Reproduce all of the records exactly.
··· Provided information
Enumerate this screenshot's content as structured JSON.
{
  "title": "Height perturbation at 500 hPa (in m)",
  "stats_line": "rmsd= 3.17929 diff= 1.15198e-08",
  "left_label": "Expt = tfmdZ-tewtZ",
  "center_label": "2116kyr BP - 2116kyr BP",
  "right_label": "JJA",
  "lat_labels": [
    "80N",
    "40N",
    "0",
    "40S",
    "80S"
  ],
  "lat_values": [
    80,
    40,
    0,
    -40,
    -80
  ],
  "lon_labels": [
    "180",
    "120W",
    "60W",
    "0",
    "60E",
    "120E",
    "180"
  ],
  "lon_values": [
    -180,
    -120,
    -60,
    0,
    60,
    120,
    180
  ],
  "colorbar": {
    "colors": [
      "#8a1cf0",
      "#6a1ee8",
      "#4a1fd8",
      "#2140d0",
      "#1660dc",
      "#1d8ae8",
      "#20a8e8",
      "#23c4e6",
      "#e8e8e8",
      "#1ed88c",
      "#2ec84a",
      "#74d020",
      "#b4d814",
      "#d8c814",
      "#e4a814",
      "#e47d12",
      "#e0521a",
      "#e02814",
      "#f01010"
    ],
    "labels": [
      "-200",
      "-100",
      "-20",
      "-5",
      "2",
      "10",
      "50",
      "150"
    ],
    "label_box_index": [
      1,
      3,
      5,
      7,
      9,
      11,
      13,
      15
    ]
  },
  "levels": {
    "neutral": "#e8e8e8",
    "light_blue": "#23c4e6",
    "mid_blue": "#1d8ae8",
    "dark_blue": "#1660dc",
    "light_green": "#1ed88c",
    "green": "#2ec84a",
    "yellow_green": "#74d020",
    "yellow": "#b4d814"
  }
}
······
## Solution
Enumerate this screenshot's content as structured JSON.
{
  "title": "Height perturbation at 500 hPa (in m)",
  "stats_line": "rmsd= 3.17929 diff= 1.15198e-08",
  "left_label": "Expt = tfmdZ-tewtZ",
  "center_label": "2116kyr BP - 2116kyr BP",
  "right_label": "JJA",
  "lat_labels": [
    "80N",
    "40N",
    "0",
    "40S",
    "80S"
  ],
  "lat_values": [
    80,
    40,
    0,
    -40,
    -80
  ],
  "lon_labels": [
    "180",
    "120W",
    "60W",
    "0",
    "60E",
    "120E",
    "180"
  ],
  "lon_values": [
    -180,
    -120,
    -60,
    0,
    60,
    120,
    180
  ],
  "colorbar": {
    "colors": [
      "#8a1cf0",
      "#6a1ee8",
      "#4a1fd8",
      "#2140d0",
      "#1660dc",
      "#1d8ae8",
      "#20a8e8",
      "#23c4e6",
      "#e8e8e8",
      "#1ed88c",
      "#2ec84a",
      "#74d020",
      "#b4d814",
      "#d8c814",
      "#e4a814",
      "#e47d12",
      "#e0521a",
      "#e02814",
      "#f01010"
    ],
    "labels": [
      "-200",
      "-100",
      "-20",
      "-5",
      "2",
      "10",
      "50",
      "150"
    ],
    "label_box_index": [
      1,
      3,
      5,
      7,
      9,
      11,
      13,
      15
    ]
  },
  "levels": {
    "neutral": "#e8e8e8",
    "light_blue": "#23c4e6",
    "mid_blue": "#1d8ae8",
    "dark_blue": "#1660dc",
    "light_green": "#1ed88c",
    "green": "#2ec84a",
    "yellow_green": "#74d020",
    "yellow": "#b4d814"
  }
}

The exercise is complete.